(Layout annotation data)
## start

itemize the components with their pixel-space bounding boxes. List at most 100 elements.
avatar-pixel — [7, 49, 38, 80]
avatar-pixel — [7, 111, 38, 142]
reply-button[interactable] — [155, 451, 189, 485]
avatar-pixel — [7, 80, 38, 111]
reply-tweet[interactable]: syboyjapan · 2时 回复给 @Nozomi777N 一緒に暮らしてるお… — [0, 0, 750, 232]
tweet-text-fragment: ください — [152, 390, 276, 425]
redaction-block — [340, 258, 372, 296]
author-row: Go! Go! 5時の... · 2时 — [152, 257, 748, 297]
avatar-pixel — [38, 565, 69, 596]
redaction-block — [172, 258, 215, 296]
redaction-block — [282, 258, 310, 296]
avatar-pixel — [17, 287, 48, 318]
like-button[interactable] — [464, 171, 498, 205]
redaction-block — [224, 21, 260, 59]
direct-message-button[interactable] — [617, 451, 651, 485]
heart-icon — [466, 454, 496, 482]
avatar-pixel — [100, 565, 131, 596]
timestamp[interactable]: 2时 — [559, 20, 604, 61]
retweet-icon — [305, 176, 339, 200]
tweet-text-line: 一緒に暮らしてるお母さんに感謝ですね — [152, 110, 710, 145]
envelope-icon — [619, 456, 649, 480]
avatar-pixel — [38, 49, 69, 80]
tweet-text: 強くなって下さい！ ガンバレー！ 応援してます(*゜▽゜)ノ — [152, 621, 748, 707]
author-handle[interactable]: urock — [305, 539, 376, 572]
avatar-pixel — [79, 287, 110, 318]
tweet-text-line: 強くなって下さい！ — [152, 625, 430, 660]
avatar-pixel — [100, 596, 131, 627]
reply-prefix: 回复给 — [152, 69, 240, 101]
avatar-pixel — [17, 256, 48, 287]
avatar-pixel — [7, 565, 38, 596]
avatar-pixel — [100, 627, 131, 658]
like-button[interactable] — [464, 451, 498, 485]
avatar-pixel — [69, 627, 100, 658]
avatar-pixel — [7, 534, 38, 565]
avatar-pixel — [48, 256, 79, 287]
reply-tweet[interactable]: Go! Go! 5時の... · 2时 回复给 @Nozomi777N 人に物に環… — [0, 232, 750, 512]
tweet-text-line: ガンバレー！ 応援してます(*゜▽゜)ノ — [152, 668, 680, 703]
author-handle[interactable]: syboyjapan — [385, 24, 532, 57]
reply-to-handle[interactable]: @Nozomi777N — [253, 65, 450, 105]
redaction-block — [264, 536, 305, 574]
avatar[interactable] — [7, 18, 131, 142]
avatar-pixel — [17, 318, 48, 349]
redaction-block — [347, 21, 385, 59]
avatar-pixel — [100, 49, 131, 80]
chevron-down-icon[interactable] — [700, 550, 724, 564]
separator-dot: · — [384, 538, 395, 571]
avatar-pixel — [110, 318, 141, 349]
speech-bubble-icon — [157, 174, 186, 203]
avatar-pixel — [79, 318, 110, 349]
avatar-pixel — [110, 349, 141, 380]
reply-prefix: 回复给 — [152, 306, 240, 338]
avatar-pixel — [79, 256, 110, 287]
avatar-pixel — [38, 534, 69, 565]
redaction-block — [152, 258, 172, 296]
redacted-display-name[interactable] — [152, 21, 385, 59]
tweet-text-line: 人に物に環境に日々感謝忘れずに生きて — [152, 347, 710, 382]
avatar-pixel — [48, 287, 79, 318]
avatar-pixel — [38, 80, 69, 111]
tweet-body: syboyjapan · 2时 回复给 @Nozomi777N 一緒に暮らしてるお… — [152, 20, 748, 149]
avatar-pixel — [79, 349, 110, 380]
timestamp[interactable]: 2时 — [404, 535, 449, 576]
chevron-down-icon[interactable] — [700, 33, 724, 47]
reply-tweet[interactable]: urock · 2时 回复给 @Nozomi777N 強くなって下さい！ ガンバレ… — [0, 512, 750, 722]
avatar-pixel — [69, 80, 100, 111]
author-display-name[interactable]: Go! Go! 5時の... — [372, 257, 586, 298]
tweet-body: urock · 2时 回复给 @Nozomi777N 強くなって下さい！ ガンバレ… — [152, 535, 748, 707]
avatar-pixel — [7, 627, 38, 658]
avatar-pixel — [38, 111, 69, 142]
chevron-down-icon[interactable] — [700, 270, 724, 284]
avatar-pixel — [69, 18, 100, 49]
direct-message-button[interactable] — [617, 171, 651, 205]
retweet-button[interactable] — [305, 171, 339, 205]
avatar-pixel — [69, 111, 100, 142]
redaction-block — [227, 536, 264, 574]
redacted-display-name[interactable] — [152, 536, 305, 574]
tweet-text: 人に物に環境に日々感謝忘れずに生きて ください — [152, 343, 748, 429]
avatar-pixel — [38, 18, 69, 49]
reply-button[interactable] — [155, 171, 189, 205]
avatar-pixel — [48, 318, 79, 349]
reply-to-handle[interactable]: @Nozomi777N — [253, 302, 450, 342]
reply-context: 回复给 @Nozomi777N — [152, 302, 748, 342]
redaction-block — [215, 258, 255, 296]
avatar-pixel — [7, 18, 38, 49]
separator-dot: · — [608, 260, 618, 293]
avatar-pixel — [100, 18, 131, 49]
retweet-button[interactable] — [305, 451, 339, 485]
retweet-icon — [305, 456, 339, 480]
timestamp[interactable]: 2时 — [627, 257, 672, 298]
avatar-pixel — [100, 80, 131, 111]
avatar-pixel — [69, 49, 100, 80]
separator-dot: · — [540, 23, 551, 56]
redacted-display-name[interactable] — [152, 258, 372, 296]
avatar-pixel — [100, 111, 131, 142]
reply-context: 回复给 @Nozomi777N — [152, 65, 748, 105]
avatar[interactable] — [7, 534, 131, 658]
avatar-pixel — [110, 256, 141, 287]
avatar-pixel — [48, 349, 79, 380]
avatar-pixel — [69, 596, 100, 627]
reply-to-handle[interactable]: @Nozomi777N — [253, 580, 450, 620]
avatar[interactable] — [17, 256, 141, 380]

## end

Given problem:
Render all of the data above as a JSON list of strings, with each line as its own string and any blank lines omitted.

Task solution:
[
  "itemize the components with their pixel-space bounding boxes. List at most 100 elements.",
  "avatar-pixel — [7, 49, 38, 80]",
  "avatar-pixel — [7, 111, 38, 142]",
  "reply-button[interactable] — [155, 451, 189, 485]",
  "avatar-pixel — [7, 80, 38, 111]",
  "reply-tweet[interactable]: syboyjapan · 2时 回复给 @Nozomi777N 一緒に暮らしてるお… — [0, 0, 750, 232]",
  "tweet-text-fragment: ください — [152, 390, 276, 425]",
  "redaction-block — [340, 258, 372, 296]",
  "author-row: Go! Go! 5時の... · 2时 — [152, 257, 748, 297]",
  "avatar-pixel — [38, 565, 69, 596]",
  "redaction-block — [172, 258, 215, 296]",
  "redaction-block — [282, 258, 310, 296]",
  "avatar-pixel — [17, 287, 48, 318]",
  "like-button[interactable] — [464, 171, 498, 205]",
  "redaction-block — [224, 21, 260, 59]",
  "direct-message-button[interactable] — [617, 451, 651, 485]",
  "heart-icon — [466, 454, 496, 482]",
  "avatar-pixel — [100, 565, 131, 596]",
  "timestamp[interactable]: 2时 — [559, 20, 604, 61]",
  "retweet-icon — [305, 176, 339, 200]",
  "tweet-text-line: 一緒に暮らしてるお母さんに感謝ですね — [152, 110, 710, 145]",
  "envelope-icon — [619, 456, 649, 480]",
  "avatar-pixel — [38, 49, 69, 80]",
  "tweet-text: 強くなって下さい！ ガンバレー！ 応援してます(*゜▽゜)ノ — [152, 621, 748, 707]",
  "author-handle[interactable]: urock — [305, 539, 376, 572]",
  "avatar-pixel — [79, 287, 110, 318]",
  "tweet-text-line: 強くなって下さい！ — [152, 625, 430, 660]",
  "avatar-pixel — [100, 596, 131, 627]",
  "reply-prefix: 回复给 — [152, 69, 240, 101]",
  "avatar-pixel — [17, 256, 48, 287]",
  "avatar-pixel — [7, 565, 38, 596]",
  "avatar-pixel — [100, 627, 131, 658]",
  "like-button[interactable] — [464, 451, 498, 485]",
  "avatar-pixel — [69, 627, 100, 658]",
  "avatar-pixel — [7, 534, 38, 565]",
  "avatar-pixel — [48, 256, 79, 287]",
  "reply-tweet[interactable]: Go! Go! 5時の... · 2时 回复给 @Nozomi777N 人に物に環… — [0, 232, 750, 512]",
  "tweet-text-line: ガンバレー！ 応援してます(*゜▽゜)ノ — [152, 668, 680, 703]",
  "author-handle[interactable]: syboyjapan — [385, 24, 532, 57]",
  "reply-to-handle[interactable]: @Nozomi777N — [253, 65, 450, 105]",
  "redaction-block — [264, 536, 305, 574]",
  "avatar[interactable] — [7, 18, 131, 142]",
  "avatar-pixel — [17, 318, 48, 349]",
  "redaction-block — [347, 21, 385, 59]",
  "avatar-pixel — [100, 49, 131, 80]",
  "chevron-down-icon[interactable] — [700, 550, 724, 564]",
  "separator-dot: · — [384, 538, 395, 571]",
  "avatar-pixel — [110, 318, 141, 349]",
  "speech-bubble-icon — [157, 174, 186, 203]",
  "avatar-pixel — [79, 318, 110, 349]",
  "avatar-pixel — [110, 349, 141, 380]",
  "reply-prefix: 回复给 — [152, 306, 240, 338]",
  "avatar-pixel — [79, 256, 110, 287]",
  "avatar-pixel — [38, 534, 69, 565]",
  "redaction-block — [152, 258, 172, 296]",
  "redacted-display-name[interactable] — [152, 21, 385, 59]",
  "tweet-text-line: 人に物に環境に日々感謝忘れずに生きて — [152, 347, 710, 382]",
  "avatar-pixel — [48, 287, 79, 318]",
  "avatar-pixel — [38, 80, 69, 111]",
  "tweet-body: syboyjapan · 2时 回复给 @Nozomi777N 一緒に暮らしてるお… — [152, 20, 748, 149]",
  "avatar-pixel — [79, 349, 110, 380]",
  "timestamp[interactable]: 2时 — [404, 535, 449, 576]",
  "chevron-down-icon[interactable] — [700, 33, 724, 47]",
  "reply-tweet[interactable]: urock · 2时 回复给 @Nozomi777N 強くなって下さい！ ガンバレ… — [0, 512, 750, 722]",
  "avatar-pixel — [69, 80, 100, 111]",
  "author-display-name[interactable]: Go! Go! 5時の... — [372, 257, 586, 298]",
  "tweet-body: urock · 2时 回复给 @Nozomi777N 強くなって下さい！ ガンバレ… — [152, 535, 748, 707]",
  "avatar-pixel — [7, 627, 38, 658]",
  "avatar-pixel — [38, 111, 69, 142]",
  "chevron-down-icon[interactable] — [700, 270, 724, 284]",
  "avatar-pixel — [69, 18, 100, 49]",
  "direct-message-button[interactable] — [617, 171, 651, 205]",
  "retweet-button[interactable] — [305, 171, 339, 205]",
  "avatar-pixel — [69, 111, 100, 142]",
  "redaction-block — [227, 536, 264, 574]",
  "redacted-display-name[interactable] — [152, 536, 305, 574]",
  "tweet-text: 人に物に環境に日々感謝忘れずに生きて ください — [152, 343, 748, 429]",
  "avatar-pixel — [38, 18, 69, 49]",
  "reply-button[interactable] — [155, 171, 189, 205]",
  "avatar-pixel — [48, 318, 79, 349]",
  "reply-to-handle[interactable]: @Nozomi777N — [253, 302, 450, 342]",
  "reply-context: 回复给 @Nozomi777N — [152, 302, 748, 342]",
  "redaction-block — [215, 258, 255, 296]",
  "avatar-pixel — [7, 18, 38, 49]",
  "separator-dot: · — [608, 260, 618, 293]",
  "avatar-pixel — [100, 18, 131, 49]",
  "retweet-button[interactable] — [305, 451, 339, 485]",
  "retweet-icon — [305, 456, 339, 480]",
  "timestamp[interactable]: 2时 — [627, 257, 672, 298]",
  "avatar-pixel — [100, 80, 131, 111]",
  "avatar-pixel — [69, 49, 100, 80]",
  "separator-dot: · — [540, 23, 551, 56]",
  "redacted-display-name[interactable] — [152, 258, 372, 296]",
  "avatar-pixel — [100, 111, 131, 142]",
  "reply-context: 回复给 @Nozomi777N — [152, 65, 748, 105]",
  "avatar[interactable] — [7, 534, 131, 658]",
  "avatar-pixel — [110, 256, 141, 287]",
  "avatar-pixel — [48, 349, 79, 380]",
  "avatar-pixel — [69, 596, 100, 627]",
  "reply-to-handle[interactable]: @Nozomi777N — [253, 580, 450, 620]",
  "avatar[interactable] — [17, 256, 141, 380]"
]